[Stored items]

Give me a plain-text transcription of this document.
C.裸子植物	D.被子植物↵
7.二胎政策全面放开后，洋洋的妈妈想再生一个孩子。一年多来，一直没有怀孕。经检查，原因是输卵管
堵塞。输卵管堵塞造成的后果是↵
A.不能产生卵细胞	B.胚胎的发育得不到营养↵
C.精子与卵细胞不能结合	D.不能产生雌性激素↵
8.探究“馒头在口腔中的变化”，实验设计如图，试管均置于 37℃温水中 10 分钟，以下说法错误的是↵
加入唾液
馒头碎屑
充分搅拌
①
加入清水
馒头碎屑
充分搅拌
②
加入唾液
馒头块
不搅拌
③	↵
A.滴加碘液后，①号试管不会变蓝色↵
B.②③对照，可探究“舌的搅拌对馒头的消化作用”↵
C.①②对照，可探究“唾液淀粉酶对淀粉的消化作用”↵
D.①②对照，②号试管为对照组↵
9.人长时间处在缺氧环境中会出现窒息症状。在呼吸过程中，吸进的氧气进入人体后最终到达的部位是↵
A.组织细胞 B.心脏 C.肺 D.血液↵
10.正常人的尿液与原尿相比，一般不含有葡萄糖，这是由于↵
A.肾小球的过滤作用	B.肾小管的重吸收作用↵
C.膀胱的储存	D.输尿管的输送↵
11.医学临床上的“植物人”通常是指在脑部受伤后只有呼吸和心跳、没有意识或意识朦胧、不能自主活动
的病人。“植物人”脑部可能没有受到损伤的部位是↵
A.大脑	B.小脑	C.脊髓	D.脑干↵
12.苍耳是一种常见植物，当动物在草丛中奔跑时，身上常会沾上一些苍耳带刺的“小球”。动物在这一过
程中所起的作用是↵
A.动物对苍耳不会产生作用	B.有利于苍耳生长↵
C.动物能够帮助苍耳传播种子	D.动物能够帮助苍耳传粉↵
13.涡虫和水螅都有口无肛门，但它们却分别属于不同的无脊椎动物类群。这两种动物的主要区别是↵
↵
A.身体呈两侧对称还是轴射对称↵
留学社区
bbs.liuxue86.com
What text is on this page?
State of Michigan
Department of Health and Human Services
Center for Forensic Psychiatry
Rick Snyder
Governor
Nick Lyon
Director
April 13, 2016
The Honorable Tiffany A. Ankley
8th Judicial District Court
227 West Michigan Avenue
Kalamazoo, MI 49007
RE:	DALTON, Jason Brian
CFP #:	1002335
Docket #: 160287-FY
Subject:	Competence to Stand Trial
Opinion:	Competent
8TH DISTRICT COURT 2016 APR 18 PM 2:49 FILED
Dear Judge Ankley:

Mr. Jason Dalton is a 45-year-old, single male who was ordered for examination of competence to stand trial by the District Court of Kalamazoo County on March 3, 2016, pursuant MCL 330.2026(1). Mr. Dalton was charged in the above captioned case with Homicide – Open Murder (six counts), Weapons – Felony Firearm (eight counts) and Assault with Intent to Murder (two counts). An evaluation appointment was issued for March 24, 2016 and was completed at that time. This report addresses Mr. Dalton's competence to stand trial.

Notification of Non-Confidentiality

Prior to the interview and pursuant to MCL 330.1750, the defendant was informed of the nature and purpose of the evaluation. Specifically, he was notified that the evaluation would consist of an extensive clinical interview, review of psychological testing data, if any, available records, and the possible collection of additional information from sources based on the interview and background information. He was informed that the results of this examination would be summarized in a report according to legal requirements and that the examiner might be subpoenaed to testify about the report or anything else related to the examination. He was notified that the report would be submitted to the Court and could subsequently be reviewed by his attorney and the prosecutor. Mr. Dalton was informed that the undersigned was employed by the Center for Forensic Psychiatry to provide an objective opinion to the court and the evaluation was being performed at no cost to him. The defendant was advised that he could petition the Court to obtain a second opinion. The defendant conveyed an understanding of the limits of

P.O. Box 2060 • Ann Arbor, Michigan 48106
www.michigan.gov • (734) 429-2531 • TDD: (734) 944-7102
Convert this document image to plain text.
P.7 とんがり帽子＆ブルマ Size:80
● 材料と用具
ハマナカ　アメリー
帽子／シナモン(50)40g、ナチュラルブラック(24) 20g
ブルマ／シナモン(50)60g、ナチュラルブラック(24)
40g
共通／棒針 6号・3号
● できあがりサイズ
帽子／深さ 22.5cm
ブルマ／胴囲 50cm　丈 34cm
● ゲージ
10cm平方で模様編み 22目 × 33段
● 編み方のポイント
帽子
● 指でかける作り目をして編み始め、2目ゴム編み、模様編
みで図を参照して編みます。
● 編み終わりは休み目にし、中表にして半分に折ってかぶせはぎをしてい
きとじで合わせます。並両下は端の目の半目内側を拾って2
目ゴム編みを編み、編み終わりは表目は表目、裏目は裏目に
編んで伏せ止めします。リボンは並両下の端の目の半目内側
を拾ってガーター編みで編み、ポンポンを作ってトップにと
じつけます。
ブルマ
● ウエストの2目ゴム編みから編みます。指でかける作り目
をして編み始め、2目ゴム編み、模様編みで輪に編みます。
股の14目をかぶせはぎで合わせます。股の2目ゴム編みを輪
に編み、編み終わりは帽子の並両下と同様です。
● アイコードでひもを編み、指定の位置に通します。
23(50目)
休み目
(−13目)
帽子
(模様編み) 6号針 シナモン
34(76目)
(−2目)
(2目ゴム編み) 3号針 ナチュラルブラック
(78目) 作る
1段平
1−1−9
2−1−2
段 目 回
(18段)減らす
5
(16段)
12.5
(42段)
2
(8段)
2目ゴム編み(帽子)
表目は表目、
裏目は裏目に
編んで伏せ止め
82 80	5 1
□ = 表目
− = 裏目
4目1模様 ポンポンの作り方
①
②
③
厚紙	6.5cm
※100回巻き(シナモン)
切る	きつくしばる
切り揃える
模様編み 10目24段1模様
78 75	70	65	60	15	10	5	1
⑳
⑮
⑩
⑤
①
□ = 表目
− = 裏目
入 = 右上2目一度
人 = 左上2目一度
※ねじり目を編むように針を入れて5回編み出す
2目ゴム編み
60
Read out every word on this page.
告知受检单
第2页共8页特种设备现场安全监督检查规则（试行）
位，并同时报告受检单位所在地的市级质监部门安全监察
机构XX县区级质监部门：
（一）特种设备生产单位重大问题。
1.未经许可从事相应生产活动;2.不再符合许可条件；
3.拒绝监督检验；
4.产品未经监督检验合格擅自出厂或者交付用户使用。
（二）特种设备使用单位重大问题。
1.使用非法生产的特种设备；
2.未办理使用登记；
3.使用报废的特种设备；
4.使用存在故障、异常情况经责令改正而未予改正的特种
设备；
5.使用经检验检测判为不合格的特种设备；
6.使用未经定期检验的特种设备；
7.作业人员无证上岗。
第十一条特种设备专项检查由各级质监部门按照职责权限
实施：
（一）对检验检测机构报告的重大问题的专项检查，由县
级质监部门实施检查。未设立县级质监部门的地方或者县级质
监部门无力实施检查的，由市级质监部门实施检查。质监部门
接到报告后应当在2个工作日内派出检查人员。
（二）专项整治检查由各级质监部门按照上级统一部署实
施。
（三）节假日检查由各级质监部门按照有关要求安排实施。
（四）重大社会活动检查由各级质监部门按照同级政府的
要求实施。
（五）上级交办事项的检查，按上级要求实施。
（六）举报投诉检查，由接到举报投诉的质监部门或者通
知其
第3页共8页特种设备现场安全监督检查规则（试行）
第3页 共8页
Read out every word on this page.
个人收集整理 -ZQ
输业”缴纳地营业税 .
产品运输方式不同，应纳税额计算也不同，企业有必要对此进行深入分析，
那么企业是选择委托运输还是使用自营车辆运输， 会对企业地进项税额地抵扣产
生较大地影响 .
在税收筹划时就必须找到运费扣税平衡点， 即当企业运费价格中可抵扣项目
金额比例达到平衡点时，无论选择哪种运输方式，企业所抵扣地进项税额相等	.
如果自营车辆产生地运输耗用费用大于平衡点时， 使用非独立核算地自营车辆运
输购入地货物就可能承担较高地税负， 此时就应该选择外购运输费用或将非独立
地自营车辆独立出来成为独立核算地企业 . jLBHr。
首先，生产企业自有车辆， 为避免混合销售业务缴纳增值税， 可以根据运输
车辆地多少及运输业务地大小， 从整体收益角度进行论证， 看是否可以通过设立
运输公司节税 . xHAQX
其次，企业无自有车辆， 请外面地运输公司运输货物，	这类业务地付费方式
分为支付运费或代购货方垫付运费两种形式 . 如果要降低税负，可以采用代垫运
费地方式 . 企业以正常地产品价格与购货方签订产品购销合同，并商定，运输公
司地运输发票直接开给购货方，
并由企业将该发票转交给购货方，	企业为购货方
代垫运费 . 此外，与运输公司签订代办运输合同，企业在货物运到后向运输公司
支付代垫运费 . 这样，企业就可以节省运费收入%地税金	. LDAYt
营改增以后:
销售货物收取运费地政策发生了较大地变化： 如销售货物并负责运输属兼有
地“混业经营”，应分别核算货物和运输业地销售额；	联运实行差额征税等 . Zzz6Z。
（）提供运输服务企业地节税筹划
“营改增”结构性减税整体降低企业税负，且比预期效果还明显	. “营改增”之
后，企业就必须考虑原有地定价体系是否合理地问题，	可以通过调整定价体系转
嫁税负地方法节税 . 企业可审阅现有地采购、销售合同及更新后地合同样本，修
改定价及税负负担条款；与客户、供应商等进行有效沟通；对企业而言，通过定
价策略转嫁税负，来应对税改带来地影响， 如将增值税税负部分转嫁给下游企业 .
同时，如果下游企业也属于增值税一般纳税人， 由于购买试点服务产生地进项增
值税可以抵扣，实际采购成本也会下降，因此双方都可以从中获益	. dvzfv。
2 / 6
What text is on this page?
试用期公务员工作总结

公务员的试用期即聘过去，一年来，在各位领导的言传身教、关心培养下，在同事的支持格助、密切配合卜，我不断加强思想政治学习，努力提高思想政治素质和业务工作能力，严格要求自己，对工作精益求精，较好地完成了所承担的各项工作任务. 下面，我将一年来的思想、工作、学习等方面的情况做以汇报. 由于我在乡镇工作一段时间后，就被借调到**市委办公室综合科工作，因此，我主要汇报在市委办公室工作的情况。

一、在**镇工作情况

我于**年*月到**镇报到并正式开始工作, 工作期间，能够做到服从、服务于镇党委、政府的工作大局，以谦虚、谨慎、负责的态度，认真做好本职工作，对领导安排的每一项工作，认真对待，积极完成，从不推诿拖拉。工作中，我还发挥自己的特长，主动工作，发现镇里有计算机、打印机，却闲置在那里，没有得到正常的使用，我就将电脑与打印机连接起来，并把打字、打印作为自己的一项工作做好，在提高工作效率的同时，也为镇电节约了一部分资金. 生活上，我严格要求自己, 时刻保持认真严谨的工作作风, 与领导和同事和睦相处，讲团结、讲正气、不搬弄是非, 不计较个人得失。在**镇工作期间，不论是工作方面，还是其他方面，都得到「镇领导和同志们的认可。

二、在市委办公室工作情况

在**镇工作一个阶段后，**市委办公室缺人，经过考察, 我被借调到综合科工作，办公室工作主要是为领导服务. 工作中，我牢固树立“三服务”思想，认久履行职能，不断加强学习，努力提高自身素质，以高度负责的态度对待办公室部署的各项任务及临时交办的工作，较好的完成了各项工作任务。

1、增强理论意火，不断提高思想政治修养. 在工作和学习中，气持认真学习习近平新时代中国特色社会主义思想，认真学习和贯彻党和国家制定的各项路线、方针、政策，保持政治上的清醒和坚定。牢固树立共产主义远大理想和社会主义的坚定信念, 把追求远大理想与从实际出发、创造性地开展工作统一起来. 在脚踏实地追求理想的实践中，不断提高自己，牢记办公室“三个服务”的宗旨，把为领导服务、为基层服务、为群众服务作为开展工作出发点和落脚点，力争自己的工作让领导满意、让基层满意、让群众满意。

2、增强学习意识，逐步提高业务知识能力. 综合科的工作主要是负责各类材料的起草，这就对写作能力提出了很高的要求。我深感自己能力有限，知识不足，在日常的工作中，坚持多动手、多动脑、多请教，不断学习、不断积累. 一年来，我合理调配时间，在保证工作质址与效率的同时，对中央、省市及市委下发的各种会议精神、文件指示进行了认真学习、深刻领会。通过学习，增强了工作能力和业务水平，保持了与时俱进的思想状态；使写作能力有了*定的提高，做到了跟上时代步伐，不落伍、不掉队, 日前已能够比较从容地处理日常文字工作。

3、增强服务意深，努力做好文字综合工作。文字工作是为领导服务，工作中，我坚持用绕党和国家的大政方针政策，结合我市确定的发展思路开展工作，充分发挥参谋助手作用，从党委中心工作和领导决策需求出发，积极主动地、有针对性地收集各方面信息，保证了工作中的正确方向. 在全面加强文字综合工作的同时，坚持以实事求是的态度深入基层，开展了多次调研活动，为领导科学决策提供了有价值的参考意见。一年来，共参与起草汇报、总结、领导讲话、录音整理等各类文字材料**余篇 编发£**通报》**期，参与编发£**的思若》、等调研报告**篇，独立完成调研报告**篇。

- Given request -
Search the preceding listing for "Ankley" and extract every line where it is found.

- Answer in full -
The Honorable Tiffany A. Ankley
Dear Judge Ankley:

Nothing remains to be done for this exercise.